Write out the records again, exactly, leaving none out.

[Records shown]:
◇ ◇ ◇ ◇ ◇

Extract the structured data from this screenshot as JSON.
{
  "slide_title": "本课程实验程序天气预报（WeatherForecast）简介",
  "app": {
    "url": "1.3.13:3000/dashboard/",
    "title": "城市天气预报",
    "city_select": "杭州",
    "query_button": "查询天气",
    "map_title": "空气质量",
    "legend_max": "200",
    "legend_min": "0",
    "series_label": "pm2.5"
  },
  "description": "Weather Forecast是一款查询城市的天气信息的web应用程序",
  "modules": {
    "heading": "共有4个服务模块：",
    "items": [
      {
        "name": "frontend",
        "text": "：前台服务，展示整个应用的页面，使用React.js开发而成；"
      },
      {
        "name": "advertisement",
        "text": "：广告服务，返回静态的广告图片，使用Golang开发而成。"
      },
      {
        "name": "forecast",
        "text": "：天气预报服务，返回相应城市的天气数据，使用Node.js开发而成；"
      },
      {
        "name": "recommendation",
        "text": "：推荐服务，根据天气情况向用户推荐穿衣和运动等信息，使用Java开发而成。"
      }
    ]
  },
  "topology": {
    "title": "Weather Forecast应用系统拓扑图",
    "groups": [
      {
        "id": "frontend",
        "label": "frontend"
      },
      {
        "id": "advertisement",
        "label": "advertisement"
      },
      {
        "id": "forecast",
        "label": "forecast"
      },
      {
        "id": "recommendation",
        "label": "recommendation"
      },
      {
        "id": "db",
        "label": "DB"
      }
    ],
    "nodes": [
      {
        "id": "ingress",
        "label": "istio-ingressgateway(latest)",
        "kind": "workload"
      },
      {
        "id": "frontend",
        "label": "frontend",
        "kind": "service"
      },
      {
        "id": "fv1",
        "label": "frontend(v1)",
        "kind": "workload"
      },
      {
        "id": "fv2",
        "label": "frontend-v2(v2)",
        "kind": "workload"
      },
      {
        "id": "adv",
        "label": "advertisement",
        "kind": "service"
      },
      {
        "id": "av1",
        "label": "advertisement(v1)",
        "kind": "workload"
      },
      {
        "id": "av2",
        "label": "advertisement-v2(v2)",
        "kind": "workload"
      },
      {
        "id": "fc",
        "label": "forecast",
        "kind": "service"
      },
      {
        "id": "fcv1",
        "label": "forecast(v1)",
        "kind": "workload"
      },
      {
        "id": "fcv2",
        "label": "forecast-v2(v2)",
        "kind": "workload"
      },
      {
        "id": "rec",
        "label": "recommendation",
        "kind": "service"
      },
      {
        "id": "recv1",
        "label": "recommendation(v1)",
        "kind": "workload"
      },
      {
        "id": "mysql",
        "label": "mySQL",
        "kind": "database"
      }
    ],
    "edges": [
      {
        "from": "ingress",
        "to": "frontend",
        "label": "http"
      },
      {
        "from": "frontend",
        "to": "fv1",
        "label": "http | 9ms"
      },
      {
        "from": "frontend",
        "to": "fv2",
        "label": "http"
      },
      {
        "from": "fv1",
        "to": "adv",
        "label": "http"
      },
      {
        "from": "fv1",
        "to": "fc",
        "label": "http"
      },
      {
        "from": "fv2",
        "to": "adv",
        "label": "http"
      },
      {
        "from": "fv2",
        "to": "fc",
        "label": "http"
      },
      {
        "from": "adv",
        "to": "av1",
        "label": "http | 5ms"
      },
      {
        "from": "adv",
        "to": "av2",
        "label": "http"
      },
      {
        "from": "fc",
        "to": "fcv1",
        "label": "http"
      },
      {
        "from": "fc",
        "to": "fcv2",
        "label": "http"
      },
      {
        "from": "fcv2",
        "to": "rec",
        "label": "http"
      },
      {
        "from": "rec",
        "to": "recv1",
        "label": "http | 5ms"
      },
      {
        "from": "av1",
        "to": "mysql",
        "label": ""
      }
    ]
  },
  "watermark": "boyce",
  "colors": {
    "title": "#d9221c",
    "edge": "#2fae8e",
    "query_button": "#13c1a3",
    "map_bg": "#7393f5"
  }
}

◇ ◇ ◇ ◇ ◇

[The response]:
Extract the structured data from this screenshot as JSON.
{
  "slide_title": "本课程实验程序天气预报（WeatherForecast）简介",
  "app": {
    "url": "1.3.13:3000/dashboard/",
    "title": "城市天气预报",
    "city_select": "杭州",
    "query_button": "查询天气",
    "map_title": "空气质量",
    "legend_max": "200",
    "legend_min": "0",
    "series_label": "pm2.5"
  },
  "description": "Weather Forecast是一款查询城市的天气信息的web应用程序",
  "modules": {
    "heading": "共有4个服务模块：",
    "items": [
      {
        "name": "frontend",
        "text": "：前台服务，展示整个应用的页面，使用React.js开发而成；"
      },
      {
        "name": "advertisement",
        "text": "：广告服务，返回静态的广告图片，使用Golang开发而成。"
      },
      {
        "name": "forecast",
        "text": "：天气预报服务，返回相应城市的天气数据，使用Node.js开发而成；"
      },
      {
        "name": "recommendation",
        "text": "：推荐服务，根据天气情况向用户推荐穿衣和运动等信息，使用Java开发而成。"
      }
    ]
  },
  "topology": {
    "title": "Weather Forecast应用系统拓扑图",
    "groups": [
      {
        "id": "frontend",
        "label": "frontend"
      },
      {
        "id": "advertisement",
        "label": "advertisement"
      },
      {
        "id": "forecast",
        "label": "forecast"
      },
      {
        "id": "recommendation",
        "label": "recommendation"
      },
      {
        "id": "db",
        "label": "DB"
      }
    ],
    "nodes": [
      {
        "id": "ingress",
        "label": "istio-ingressgateway(latest)",
        "kind": "workload"
      },
      {
        "id": "frontend",
        "label": "frontend",
        "kind": "service"
      },
      {
        "id": "fv1",
        "label": "frontend(v1)",
        "kind": "workload"
      },
      {
        "id": "fv2",
        "label": "frontend-v2(v2)",
        "kind": "workload"
      },
      {
        "id": "adv",
        "label": "advertisement",
        "kind": "service"
      },
      {
        "id": "av1",
        "label": "advertisement(v1)",
        "kind": "workload"
      },
      {
        "id": "av2",
        "label": "advertisement-v2(v2)",
        "kind": "workload"
      },
      {
        "id": "fc",
        "label": "forecast",
        "kind": "service"
      },
      {
        "id": "fcv1",
        "label": "forecast(v1)",
        "kind": "workload"
      },
      {
        "id": "fcv2",
        "label": "forecast-v2(v2)",
        "kind": "workload"
      },
      {
        "id": "rec",
        "label": "recommendation",
        "kind": "service"
      },
      {
        "id": "recv1",
        "label": "recommendation(v1)",
        "kind": "workload"
      },
      {
        "id": "mysql",
        "label": "mySQL",
        "kind": "database"
      }
    ],
    "edges": [
      {
        "from": "ingress",
        "to": "frontend",
        "label": "http"
      },
      {
        "from": "frontend",
        "to": "fv1",
        "label": "http | 9ms"
      },
      {
        "from": "frontend",
        "to": "fv2",
        "label": "http"
      },
      {
        "from": "fv1",
        "to": "adv",
        "label": "http"
      },
      {
        "from": "fv1",
        "to": "fc",
        "label": "http"
      },
      {
        "from": "fv2",
        "to": "adv",
        "label": "http"
      },
      {
        "from": "fv2",
        "to": "fc",
        "label": "http"
      },
      {
        "from": "adv",
        "to": "av1",
        "label": "http | 5ms"
      },
      {
        "from": "adv",
        "to": "av2",
        "label": "http"
      },
      {
        "from": "fc",
        "to": "fcv1",
        "label": "http"
      },
      {
        "from": "fc",
        "to": "fcv2",
        "label": "http"
      },
      {
        "from": "fcv2",
        "to": "rec",
        "label": "http"
      },
      {
        "from": "rec",
        "to": "recv1",
        "label": "http | 5ms"
      },
      {
        "from": "av1",
        "to": "mysql",
        "label": ""
      }
    ]
  },
  "watermark": "boyce",
  "colors": {
    "title": "#d9221c",
    "edge": "#2fae8e",
    "query_button": "#13c1a3",
    "map_bg": "#7393f5"
  }
}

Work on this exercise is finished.